Additional resources

  • modprobe(8) manual page

3.8. Unloading kernel modules at early stages of the boot process

In certain situations, it is necessary to unload a kernel module very early in the booting process. For example, when the kernel module contains a code, which causes the system to become unresponsive, and the user is not able to reach the stage to permanently disable the rogue kernel module. In that case it is possible to temporarily block the loading of the kernel module using a boot loader.

You can edit the relevant boot loader entry to unload the desired kernel module before the booting sequence continues.

Important

The changes described in this procedure will not persist after the next reboot. For information about how to add a kernel module to a denylist so that it will not be automatically loaded during the boot process, see Preventing kernel modules from being automatically loaded at system boot time.

Prerequisites

  • You have a loadable kernel module that you want to prevent from loading for some reason.

Procedure

  1. Boot the system into the boot loader.
  2. Use the cursor keys to highlight the relevant boot loader entry.
  3. Press the e key to edit the entry.

    Figure 3.1. Kernel boot menu

    kernel bootmenu rhel9
  4. Use the cursor keys to navigate to the line that starts with linux.
  5. Append modprobe.blacklist=module_name to the end of the line.

^^^^

## Your goal
Reproduce word for word the passage of the kernel-module boot section that opens with the words containing "The changes described" and closes with "edit the entry.".

^^^^

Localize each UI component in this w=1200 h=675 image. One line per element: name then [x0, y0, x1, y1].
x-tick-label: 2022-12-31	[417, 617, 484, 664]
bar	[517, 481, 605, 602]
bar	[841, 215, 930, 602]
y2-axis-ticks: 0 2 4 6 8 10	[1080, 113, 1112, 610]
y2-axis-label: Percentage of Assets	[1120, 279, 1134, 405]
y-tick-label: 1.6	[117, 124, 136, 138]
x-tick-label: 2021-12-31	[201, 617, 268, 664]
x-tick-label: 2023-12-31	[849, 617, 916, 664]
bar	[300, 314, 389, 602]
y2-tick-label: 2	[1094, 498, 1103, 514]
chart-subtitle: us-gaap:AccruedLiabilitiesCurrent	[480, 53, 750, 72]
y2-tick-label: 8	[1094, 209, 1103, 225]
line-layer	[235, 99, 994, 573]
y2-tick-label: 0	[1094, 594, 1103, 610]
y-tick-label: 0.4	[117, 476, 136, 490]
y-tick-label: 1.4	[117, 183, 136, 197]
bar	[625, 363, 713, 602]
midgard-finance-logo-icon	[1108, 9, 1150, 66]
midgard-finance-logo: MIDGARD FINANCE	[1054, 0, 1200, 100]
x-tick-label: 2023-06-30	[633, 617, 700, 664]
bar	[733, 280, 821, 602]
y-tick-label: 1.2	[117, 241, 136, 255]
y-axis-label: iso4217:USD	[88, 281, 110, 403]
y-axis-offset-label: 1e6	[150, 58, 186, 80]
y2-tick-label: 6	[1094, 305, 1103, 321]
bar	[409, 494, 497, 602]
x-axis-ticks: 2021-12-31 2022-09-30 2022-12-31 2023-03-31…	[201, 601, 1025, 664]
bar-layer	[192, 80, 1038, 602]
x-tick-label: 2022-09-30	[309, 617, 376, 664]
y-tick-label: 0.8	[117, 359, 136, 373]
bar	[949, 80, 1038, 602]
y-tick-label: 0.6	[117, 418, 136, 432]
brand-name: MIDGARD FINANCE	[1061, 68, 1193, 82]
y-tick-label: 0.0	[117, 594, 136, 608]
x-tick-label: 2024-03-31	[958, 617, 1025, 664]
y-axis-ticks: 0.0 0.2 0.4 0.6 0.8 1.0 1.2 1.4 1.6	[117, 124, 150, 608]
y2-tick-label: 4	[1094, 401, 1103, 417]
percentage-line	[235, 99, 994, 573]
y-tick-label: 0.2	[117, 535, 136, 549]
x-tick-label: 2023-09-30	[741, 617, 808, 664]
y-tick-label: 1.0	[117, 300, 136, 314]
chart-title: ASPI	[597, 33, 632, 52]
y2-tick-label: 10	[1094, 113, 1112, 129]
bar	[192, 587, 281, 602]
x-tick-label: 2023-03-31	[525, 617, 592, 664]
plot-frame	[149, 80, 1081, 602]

^^^^

## Output below
The changes described in this procedure will not persist after the next reboot. For information about how to add a kernel module to a denylist so that it will not be automatically loaded during the boot process, see Preventing kernel modules from being automatically loaded at system boot time.

Prerequisites

  • You have a loadable kernel module that you want to prevent from loading for some reason.

Procedure

  1. Boot the system into the boot loader.
  2. Use the cursor keys to highlight the relevant boot loader entry.
  3. Press the e key to edit the entry.